### Task description
Extract all lines from the data beneath that include the word "what".

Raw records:

□ □ □ □

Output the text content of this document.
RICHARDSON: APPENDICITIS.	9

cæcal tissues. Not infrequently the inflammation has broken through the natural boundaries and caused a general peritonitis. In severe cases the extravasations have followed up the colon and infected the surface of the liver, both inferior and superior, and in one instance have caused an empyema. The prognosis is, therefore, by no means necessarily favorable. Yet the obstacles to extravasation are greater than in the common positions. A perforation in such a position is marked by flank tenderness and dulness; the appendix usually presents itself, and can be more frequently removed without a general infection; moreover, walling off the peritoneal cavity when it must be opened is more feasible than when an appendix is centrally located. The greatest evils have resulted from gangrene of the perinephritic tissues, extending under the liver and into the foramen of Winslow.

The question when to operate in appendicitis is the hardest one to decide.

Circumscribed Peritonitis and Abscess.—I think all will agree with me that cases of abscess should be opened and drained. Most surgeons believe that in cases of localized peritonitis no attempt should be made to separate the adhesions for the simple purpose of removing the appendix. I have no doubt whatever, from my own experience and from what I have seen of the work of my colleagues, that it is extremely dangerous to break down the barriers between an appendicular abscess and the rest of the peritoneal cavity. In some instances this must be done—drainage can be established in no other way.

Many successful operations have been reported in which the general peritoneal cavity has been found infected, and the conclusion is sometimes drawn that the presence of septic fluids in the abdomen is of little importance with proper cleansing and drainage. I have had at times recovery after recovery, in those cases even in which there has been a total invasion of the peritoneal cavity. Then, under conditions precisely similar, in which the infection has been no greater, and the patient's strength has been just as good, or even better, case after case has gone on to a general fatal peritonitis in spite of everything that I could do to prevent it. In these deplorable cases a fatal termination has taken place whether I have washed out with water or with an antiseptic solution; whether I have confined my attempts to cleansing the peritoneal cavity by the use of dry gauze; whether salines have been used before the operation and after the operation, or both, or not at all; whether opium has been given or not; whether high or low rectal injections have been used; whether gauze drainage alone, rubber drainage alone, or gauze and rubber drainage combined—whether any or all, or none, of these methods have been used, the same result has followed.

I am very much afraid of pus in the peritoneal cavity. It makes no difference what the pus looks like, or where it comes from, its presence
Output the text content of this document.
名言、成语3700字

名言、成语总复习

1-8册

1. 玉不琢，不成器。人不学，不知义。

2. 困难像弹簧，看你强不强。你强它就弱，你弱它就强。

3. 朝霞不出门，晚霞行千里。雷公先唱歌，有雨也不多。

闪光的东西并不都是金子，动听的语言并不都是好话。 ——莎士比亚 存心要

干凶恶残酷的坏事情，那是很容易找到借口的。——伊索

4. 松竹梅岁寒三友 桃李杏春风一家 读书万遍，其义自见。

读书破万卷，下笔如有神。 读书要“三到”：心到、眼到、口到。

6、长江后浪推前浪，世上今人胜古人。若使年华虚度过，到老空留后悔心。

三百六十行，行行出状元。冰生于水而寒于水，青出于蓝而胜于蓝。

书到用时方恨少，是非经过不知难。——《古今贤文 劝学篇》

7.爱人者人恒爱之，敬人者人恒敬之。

□ □ □ □

### Result of this exercise
Circumscribed Peritonitis and Abscess.—I think all will agree with me that cases of abscess should be opened and drained. Most surgeons believe that in cases of localized peritonitis no attempt should be made to separate the adhesions for the simple purpose of removing the appendix. I have no doubt whatever, from my own experience and from what I have seen of the work of my colleagues, that it is extremely dangerous to break down the barriers between an appendicular abscess and the rest of the peritoneal cavity. In some instances this must be done—drainage can be established in no other way.
I am very much afraid of pus in the peritoneal cavity. It makes no difference what the pus looks like, or where it comes from, its presence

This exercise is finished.